*** Opening Exercise text ***
This configuration launches two users per second for one minute. Tweak the numbers once the script works.

You now have a complete simulation. The finished file should match:

package example;

import static io.gatling.javaapi.core.CoreDsl.*;
import static io.gatling.javaapi.http.HttpDsl.*;

import io.gatling.javaapi.core.*;
import io.gatling.javaapi.http.*;

public class BasicSimulation extends Simulation {

  // Define HTTP configuration
  // Reference: https://docs.gatling.io/reference/script/http/protocol/
  HttpProtocolBuilder httpProtocol =
http.baseUrl("https://api-ecomm.gatling.io")
  .acceptHeader("application/json")
  .userAgentHeader("Mozilla/5.0 (Macintosh; Intel Mac OS X 10_15_7) AppleWebKit/537.36 (KHTML, like Gecko) Chrome/134.0.0.0 Safari/537.36");

  // Define scenario
  // Reference:  https://docs.gatling.io/concepts/scenario/
  ScenarioBuilder scenario =
    scenario("Scenario").exec(http("Session").get("/session"));

  // Define injection profile and execute the test
  // Reference: https://docs.gatling.io/concepts/injection/
  {
  setUp(scenario.injectOpen(constantUsersPerSec(2).during(60))).protocols(httpProtocol);
  }
}

Need a refresher on what each SDK call does? Keep the Installation Guide and the Java HTTP reference handy.

Step 4: Run the simulation locally

  1. From the java/maven directory, run the Maven Wrapper:

       
    ./mvnw gatling:test
    
    mvnw.cmd gatling:test
    
  2. When prompted, choose [1] example.BasicSimulation.

  3. After the run completes, open the HTML report printed in the terminal (target/gatling/basicsimulation-<timestamp>/index.html).

Troubleshooting tips:

  • Command not allowed: make the wrapper executable (chmod +x mvnw).
  • Compilation errors: check that each code block above is in place—missing braces are the most common typo.
  • SSL or DNS failures: verify you can open https://api-ecomm.gatling.io/session in a browser.

Step 5: Package and run on Gatling Enterprise

Upload your script manually or drive automated deployments.

Manual packaging

  1. From the same directory, run:

       
    ./mvnw gatling:enterprisePackage
    
    mvnw.cmd gatling:enterprisePackage
    
  2. The command produces a .jar under target/. Upload it under Packages in the Gatling Enterprise console.
*** Closing Exercise text ***
**Tasks and exercises**.
- 1) Answer these questions about the Gatling tutorial text:
(a) How many users per second does the configuration launch, and for how long?
(b) Which option should you choose when prompted during the local run?
(c) Where in the Gatling Enterprise console do you upload the .jar?
- 2) Write what comes next in the Gatling tutorial, starting right after its last line.
*** Opening Record excerpts ***
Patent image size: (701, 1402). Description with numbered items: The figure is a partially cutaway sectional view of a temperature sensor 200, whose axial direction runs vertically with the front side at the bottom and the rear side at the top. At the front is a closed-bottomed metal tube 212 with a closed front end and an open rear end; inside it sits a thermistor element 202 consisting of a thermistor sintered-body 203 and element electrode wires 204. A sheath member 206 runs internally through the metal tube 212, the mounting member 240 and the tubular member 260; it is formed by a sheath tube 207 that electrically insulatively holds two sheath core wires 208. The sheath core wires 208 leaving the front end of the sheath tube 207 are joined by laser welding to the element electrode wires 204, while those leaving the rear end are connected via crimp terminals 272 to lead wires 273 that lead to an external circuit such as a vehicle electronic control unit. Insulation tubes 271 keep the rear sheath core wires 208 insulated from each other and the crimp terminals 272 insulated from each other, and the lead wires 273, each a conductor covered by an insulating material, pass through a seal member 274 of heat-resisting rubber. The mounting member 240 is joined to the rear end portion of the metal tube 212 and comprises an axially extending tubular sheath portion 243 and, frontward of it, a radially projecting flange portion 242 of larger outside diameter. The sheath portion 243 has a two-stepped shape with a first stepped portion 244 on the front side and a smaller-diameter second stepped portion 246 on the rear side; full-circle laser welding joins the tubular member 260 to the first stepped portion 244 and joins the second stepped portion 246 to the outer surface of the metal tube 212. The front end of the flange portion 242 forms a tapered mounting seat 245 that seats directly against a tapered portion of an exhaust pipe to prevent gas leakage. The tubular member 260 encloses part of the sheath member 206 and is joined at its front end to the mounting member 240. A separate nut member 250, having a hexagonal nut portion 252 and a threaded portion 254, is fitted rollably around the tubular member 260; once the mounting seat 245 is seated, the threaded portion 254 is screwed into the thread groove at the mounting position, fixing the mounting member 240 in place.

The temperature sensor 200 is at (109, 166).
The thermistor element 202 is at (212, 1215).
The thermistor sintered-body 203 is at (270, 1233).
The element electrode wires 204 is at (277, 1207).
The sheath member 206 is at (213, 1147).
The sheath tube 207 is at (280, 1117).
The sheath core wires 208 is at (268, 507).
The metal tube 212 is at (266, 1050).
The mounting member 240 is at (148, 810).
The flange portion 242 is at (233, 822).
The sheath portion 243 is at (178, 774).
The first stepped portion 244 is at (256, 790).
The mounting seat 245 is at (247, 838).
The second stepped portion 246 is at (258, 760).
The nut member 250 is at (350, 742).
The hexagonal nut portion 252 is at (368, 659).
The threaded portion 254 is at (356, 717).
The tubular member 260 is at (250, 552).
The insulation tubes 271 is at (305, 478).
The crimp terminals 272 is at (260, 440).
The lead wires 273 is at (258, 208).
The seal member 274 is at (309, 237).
*** Closing Record excerpts ***
**Exercise responses**.
- 1)
(a) Two users per second for one minute.
(b) [1] example.BasicSimulation.
(c) Under Packages.

- 2)
  3. Create a simulation, choose the uploaded package, select a managed location, and launch.

Automated deployment (configuration as code)

  1. Generate an API token with the Configure permission.

  2. Export it in your terminal session:

       
    export GATLING_ENTERPRISE_API_TOKEN=<your-API-token>
    
    set GATLING_ENTERPRISE_API_TOKEN=<your-API-token>
    
  3. Run one of the following commands:

    • Deploy and start immediately:

         
      ./mvnw gatling:enterpriseStart -Dgatling.enterprise.simulationName="<simulation name>"
      
      mvnw.cmd gatling:enterpriseStart -Dgatling.enterprise.simulationName="<simulation name>"
      
    • Deploy only:

         
      ./mvnw gatling:enterpriseDeploy
      
      mvnw.cmd gatling:enterpriseDeploy
      

Follow the run in the Enterprise UI for live metrics and historical reporting.

Step 6: Keep learning

  • Repeat the tutorial against your own API—replace the base URL and adjust requests.
  • Enrich the scenario with checks (.check(status().is(200))) and pauses (.pause(1)), then re-run locally.
  • Graduate to Full SDK Capabilities for feeders, correlation, and workload modelling.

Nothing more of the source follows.